_Directions_
Look below for the line that contains "Transcribe this image's", then quote it and all the lines after it, exactly, with the pictures left out.

-*-*-

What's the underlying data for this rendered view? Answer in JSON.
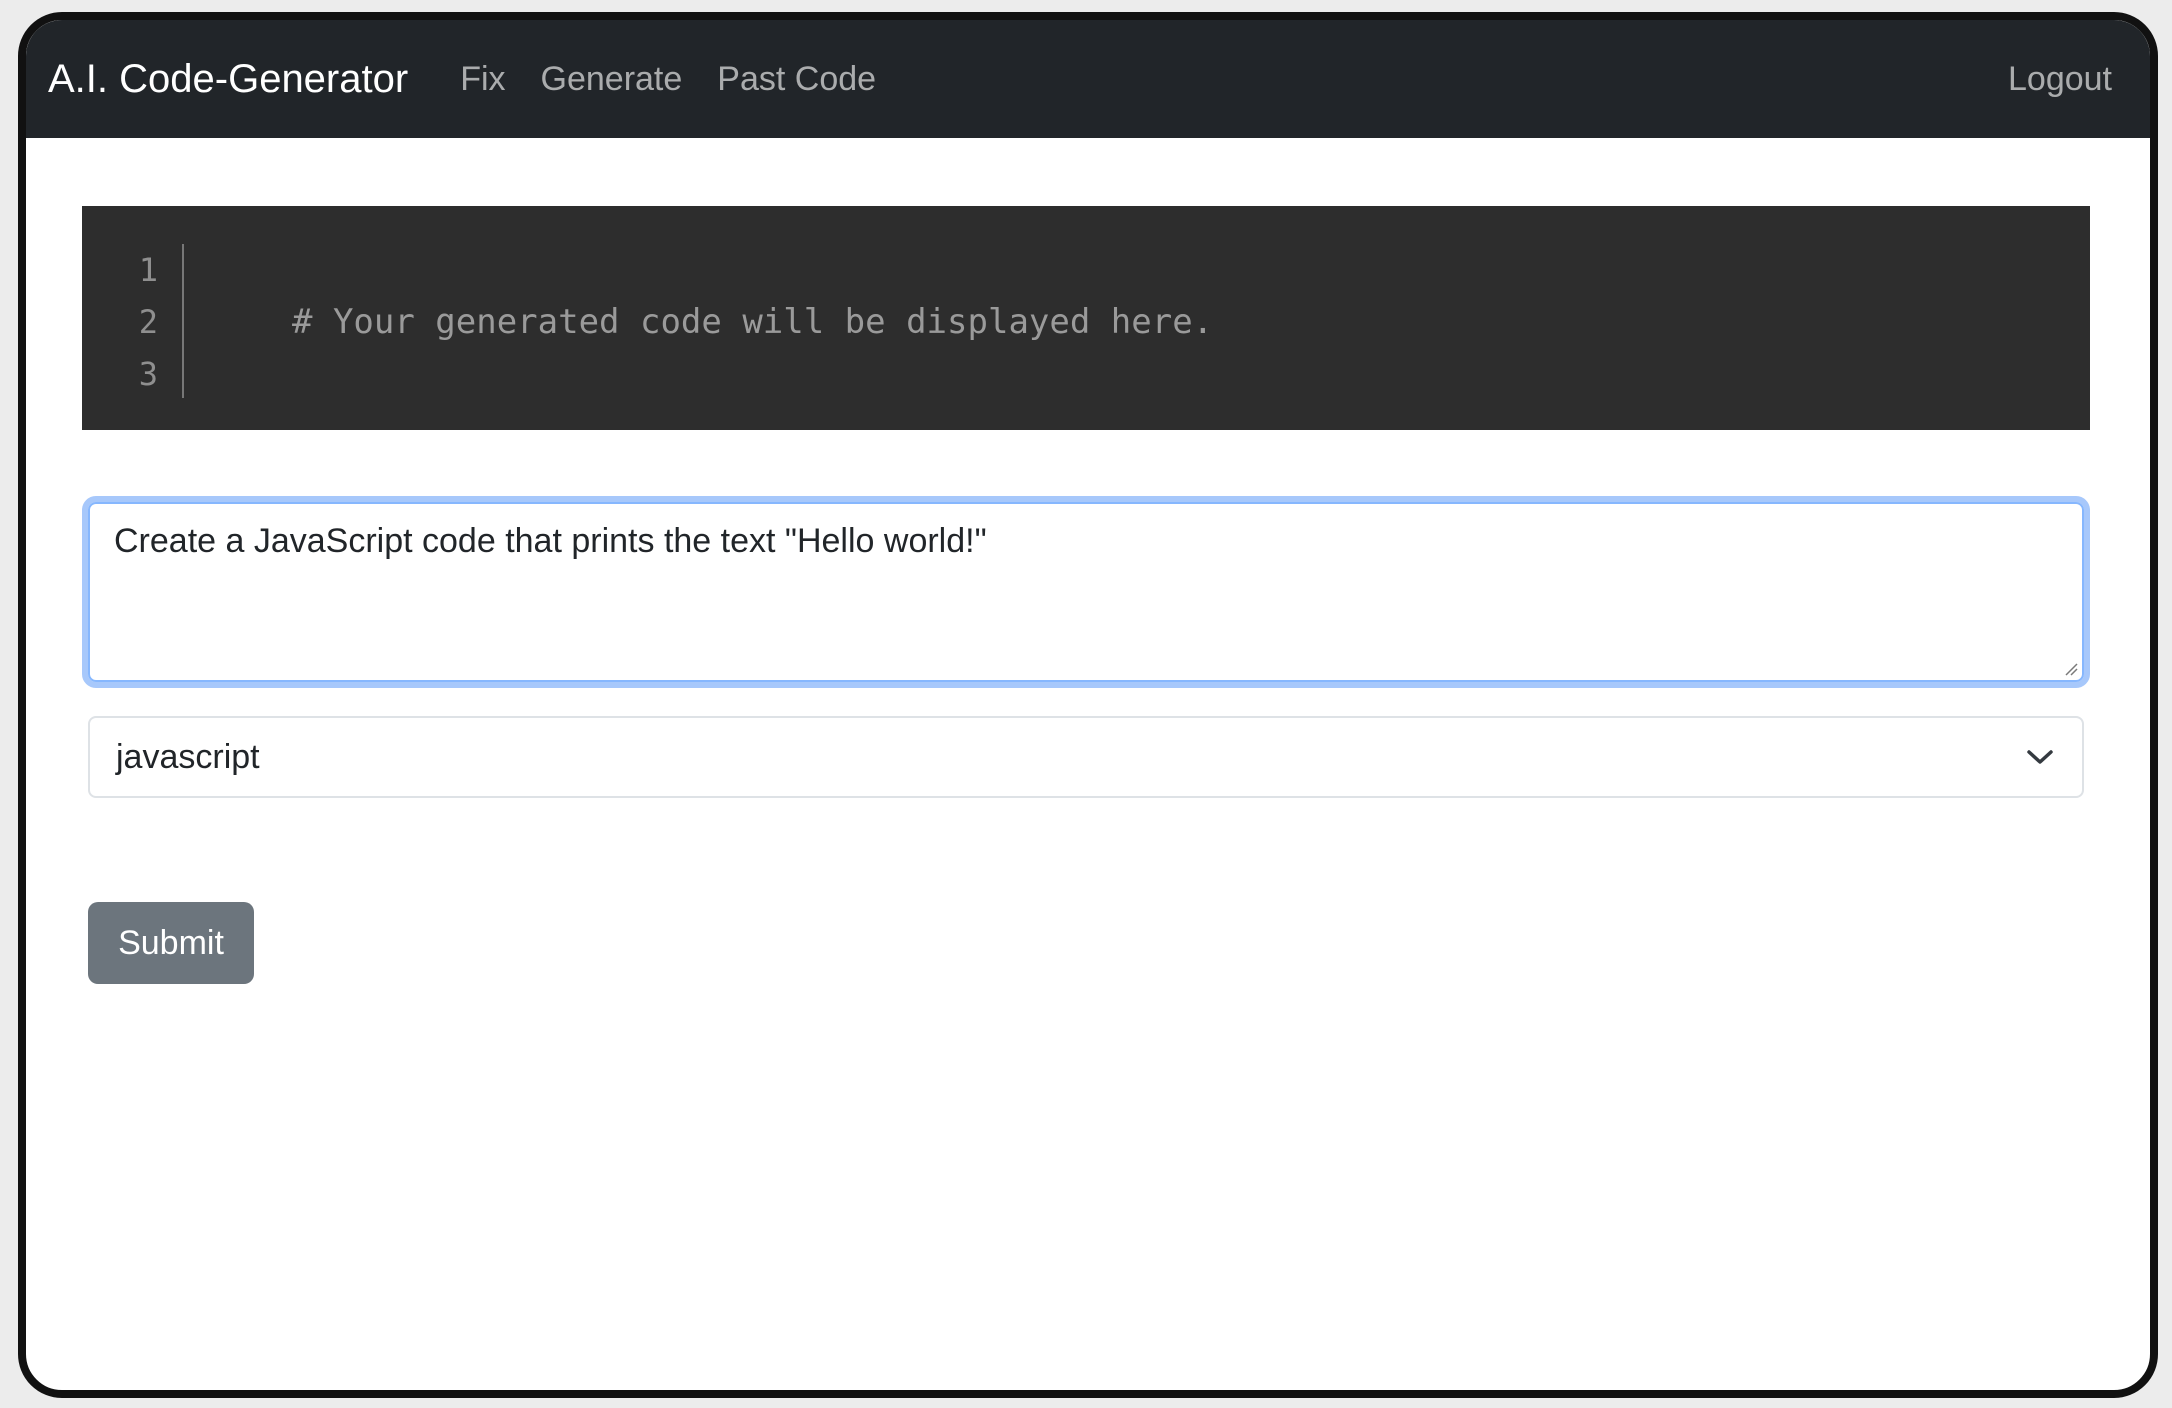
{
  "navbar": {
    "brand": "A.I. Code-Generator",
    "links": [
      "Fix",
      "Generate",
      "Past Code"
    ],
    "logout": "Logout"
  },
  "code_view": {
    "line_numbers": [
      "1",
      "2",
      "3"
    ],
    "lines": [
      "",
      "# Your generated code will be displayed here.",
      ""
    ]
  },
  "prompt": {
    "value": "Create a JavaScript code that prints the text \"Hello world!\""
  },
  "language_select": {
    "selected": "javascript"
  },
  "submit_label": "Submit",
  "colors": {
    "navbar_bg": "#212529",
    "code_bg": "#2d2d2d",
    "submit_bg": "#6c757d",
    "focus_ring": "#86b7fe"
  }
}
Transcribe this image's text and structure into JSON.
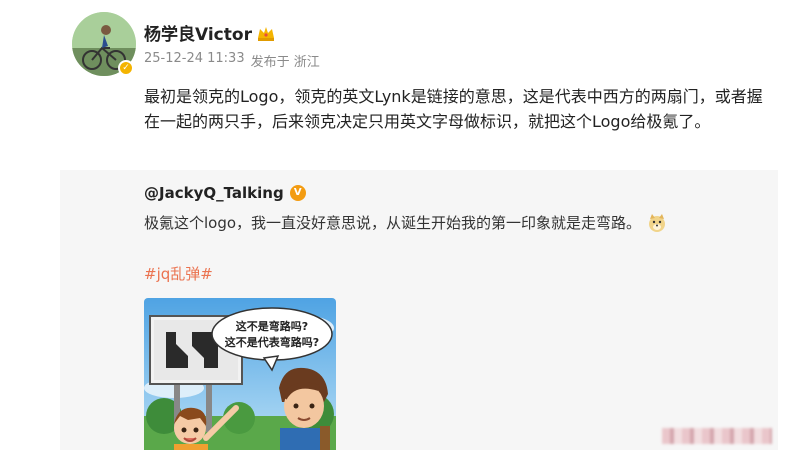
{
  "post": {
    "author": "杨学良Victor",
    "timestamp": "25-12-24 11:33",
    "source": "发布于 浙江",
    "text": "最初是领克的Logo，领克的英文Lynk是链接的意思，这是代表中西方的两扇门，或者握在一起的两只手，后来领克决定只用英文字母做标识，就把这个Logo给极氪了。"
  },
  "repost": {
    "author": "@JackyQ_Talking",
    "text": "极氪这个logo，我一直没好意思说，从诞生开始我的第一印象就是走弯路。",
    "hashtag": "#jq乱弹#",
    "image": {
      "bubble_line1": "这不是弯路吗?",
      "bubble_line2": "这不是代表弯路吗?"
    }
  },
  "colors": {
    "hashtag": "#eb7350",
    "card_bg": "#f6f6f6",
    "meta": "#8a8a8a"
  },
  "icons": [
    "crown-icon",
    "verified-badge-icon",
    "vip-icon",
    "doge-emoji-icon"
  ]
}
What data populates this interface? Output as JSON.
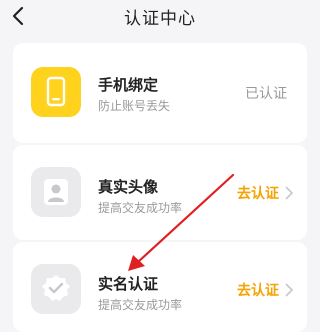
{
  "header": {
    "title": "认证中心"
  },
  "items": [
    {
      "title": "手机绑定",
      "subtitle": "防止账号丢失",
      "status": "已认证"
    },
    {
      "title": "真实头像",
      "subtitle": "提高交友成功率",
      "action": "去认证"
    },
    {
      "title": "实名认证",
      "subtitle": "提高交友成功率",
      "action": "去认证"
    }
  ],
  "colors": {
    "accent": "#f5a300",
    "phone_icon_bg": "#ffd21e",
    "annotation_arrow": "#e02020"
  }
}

-*-*-

_Final result_
Transcribe this image's text and structure into JSON.
{
  "post": {
    "author": "杨学良Victor",
    "timestamp": "25-12-24 11:33",
    "source": "发布于 浙江",
    "text": "最初是领克的Logo，领克的英文Lynk是链接的意思，这是代表中西方的两扇门，或者握在一起的两只手，后来领克决定只用英文字母做标识，就把这个Logo给极氪了。"
  },
  "repost": {
    "author": "@JackyQ_Talking",
    "text": "极氪这个logo，我一直没好意思说，从诞生开始我的第一印象就是走弯路。",
    "hashtag": "#jq乱弹#",
    "image": {
      "bubble_line1": "这不是弯路吗?",
      "bubble_line2": "这不是代表弯路吗?"
    }
  },
  "colors": {
    "hashtag": "#eb7350",
    "card_bg": "#f6f6f6",
    "meta": "#8a8a8a"
  },
  "icons": [
    "crown-icon",
    "verified-badge-icon",
    "vip-icon",
    "doge-emoji-icon"
  ]
}
What data populates this interface? Output as JSON.
{
  "header": {
    "title": "认证中心"
  },
  "items": [
    {
      "title": "手机绑定",
      "subtitle": "防止账号丢失",
      "status": "已认证"
    },
    {
      "title": "真实头像",
      "subtitle": "提高交友成功率",
      "action": "去认证"
    },
    {
      "title": "实名认证",
      "subtitle": "提高交友成功率",
      "action": "去认证"
    }
  ],
  "colors": {
    "accent": "#f5a300",
    "phone_icon_bg": "#ffd21e",
    "annotation_arrow": "#e02020"
  }
}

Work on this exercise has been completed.